### [Excerpted text]
»»

We recently included a guest post on GrowTraffic and we tagged up the outgoing links with them fairly new link attribute rel=”ugc”. This triggered an email from the author asking for my thoughts on the use of the new link attributes.
Here is the question (which I’ve rewritten slightly for the purposes of anonymity) and my thinking on using rel=”ugc” for links in guest posts.
I see you’ve used the UGC tag on the links within the blog. I’d really appreciate it if you can be give me your feelings about where things are going with guest posting and if the UGC tag will be part of that?
Aren’t UGC tags for things like comments, which is less easily controlled by the website owner? I’m asking because I’m increasingly seeing the UGC tag being used on guest posts.
Has Google clarified how they value the UGC tags in more details yet?
From what I’ve read, the UGC tags mean that Google might make those links less valuable and with the amount of time it takes to write guest posts it’s probably going to make it an unsustainable tactic.
With UGC being so new it’s great to get different opinions about what the future is with the new link attributes.

««

### [Data under study]

»»

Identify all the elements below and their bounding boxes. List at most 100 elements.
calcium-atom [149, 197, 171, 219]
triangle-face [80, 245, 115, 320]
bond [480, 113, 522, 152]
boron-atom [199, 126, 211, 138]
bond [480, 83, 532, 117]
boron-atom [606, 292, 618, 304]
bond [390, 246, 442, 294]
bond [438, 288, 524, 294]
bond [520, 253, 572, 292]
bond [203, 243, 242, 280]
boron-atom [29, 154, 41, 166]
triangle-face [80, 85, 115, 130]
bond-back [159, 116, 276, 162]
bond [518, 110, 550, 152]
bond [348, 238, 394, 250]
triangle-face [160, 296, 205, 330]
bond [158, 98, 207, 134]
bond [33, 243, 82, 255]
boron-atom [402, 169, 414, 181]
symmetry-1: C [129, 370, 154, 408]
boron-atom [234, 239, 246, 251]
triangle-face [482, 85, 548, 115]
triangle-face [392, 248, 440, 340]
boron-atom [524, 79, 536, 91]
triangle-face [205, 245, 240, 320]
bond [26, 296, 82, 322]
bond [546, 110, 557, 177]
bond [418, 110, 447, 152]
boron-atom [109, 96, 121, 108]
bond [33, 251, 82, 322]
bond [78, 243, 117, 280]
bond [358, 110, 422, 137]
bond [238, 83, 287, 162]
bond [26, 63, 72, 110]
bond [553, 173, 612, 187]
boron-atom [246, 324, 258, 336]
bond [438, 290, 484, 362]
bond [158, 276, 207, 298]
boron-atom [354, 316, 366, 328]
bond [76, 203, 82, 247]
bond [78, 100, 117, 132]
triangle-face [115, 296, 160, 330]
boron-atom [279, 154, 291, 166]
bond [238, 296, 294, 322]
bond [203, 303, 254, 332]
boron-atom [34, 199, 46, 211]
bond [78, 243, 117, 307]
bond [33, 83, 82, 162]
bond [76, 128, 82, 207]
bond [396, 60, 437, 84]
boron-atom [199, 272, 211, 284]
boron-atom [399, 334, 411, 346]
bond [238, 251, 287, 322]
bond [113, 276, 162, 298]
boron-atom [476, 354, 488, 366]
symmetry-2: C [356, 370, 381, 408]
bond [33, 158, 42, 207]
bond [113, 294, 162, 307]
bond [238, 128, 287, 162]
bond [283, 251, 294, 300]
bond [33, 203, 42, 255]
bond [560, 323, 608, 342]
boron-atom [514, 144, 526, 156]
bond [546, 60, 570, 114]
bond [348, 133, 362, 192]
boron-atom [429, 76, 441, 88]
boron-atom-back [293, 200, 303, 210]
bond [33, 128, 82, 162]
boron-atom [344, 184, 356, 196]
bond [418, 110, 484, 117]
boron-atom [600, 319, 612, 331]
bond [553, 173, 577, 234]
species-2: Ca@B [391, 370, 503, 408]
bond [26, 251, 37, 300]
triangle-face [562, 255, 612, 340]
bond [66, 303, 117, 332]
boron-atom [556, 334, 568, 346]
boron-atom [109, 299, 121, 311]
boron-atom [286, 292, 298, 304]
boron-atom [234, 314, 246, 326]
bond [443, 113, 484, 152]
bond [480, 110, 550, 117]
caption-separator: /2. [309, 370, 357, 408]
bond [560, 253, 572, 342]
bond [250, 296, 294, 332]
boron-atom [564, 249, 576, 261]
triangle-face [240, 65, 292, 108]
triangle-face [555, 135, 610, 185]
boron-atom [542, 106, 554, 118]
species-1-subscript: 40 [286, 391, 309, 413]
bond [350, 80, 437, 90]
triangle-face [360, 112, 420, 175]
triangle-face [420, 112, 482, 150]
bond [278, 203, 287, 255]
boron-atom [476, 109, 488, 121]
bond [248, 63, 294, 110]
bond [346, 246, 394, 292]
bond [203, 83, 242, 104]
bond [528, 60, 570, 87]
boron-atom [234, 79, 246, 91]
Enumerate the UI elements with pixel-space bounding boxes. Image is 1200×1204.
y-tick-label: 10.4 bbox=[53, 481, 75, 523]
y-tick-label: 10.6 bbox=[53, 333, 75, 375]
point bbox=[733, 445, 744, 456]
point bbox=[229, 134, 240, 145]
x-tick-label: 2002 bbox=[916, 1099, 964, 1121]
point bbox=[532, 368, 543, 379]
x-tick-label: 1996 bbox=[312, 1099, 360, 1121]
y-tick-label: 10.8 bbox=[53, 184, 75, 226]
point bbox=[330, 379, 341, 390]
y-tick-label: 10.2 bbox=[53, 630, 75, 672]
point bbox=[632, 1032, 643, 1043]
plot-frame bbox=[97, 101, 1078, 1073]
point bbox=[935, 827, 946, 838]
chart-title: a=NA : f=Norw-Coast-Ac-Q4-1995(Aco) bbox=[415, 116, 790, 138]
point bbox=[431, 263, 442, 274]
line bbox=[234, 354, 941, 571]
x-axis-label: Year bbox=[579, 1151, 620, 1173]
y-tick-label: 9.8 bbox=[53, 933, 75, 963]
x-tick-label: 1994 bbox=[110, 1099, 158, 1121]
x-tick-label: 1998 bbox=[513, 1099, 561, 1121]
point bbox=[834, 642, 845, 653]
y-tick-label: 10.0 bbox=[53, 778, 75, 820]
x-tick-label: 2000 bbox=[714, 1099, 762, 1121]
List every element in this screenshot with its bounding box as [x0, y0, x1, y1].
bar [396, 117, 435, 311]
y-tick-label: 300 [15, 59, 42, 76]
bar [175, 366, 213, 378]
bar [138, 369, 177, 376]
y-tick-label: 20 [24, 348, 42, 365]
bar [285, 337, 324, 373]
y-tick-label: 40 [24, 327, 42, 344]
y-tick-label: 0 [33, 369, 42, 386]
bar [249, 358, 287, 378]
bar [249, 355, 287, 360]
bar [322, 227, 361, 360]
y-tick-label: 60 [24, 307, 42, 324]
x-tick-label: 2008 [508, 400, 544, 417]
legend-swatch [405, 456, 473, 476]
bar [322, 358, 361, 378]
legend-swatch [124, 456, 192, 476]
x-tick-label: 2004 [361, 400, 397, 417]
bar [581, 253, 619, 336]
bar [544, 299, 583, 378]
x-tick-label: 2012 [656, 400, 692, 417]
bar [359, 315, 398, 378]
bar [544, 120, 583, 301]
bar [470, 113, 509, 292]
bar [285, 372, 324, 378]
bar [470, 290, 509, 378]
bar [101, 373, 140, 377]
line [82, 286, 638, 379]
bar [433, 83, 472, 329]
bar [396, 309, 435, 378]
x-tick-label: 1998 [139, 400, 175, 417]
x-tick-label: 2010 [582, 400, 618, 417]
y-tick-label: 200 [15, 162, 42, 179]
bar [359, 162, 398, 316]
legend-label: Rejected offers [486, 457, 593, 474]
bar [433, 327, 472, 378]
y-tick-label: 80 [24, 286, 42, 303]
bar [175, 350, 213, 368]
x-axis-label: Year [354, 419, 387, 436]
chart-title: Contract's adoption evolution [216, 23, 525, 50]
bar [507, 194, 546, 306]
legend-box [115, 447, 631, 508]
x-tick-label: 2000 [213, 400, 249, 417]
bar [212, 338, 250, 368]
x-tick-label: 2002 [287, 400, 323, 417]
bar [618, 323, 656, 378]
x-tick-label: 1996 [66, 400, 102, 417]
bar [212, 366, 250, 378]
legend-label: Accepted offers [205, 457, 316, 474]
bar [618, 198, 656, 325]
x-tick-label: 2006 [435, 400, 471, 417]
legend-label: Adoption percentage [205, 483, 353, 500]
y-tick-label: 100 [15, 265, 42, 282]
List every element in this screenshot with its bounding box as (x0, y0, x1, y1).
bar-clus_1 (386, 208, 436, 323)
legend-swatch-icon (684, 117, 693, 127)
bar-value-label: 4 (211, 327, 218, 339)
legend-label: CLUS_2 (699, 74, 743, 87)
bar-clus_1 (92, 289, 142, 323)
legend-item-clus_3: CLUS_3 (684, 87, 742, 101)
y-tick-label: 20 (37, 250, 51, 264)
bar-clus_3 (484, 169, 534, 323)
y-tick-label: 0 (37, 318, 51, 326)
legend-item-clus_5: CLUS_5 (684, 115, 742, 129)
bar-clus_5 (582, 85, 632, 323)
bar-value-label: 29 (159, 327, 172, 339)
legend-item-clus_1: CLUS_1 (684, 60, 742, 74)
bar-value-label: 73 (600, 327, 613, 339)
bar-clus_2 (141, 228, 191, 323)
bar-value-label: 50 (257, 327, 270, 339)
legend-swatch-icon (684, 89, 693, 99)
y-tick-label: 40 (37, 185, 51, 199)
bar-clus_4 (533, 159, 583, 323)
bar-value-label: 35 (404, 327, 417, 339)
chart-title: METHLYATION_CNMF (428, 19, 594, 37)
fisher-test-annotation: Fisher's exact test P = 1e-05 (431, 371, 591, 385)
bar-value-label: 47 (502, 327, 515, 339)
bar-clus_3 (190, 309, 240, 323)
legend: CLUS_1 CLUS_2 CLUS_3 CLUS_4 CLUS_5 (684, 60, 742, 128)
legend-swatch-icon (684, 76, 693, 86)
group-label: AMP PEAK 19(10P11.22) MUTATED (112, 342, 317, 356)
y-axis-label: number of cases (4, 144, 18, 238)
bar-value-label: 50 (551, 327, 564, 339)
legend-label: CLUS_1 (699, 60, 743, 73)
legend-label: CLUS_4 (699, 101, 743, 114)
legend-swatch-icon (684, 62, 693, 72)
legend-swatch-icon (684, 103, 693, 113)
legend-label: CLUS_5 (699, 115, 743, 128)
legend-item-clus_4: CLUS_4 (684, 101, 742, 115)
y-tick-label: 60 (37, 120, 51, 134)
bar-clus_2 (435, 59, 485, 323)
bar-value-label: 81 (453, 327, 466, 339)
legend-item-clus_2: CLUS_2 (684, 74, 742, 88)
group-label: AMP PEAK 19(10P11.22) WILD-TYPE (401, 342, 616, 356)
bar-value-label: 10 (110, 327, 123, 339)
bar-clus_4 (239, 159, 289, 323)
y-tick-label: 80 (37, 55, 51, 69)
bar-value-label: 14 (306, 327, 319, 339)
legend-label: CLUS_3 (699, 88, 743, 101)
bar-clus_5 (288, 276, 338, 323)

««

### [Brief A]
Decide whether each statement agrees with the text on rel="ugc" in guest posts, answering yes or no and quoting the words from that text that settle it: (i) The outgoing links in the guest post were tagged with rel="ugc". (ii) The question is shown word for word as the author sent it. (iii) The author of the question is seeing the UGC tag used on guest posts less and less.
### [Brief B]
In the text on rel="ugc" in guest posts, what prompted the email from the guest post's author?

### [Answer A]
(i) Yes: "we tagged up the outgoing links with them fairly new link attribute rel=”ugc”"
(ii) No: "which I’ve rewritten slightly for the purposes of anonymity"
(iii) No: "I’m increasingly seeing the UGC tag being used on guest posts."

### [Answer B]
The outgoing links in the guest post being tagged with the rel=”ugc” link attribute.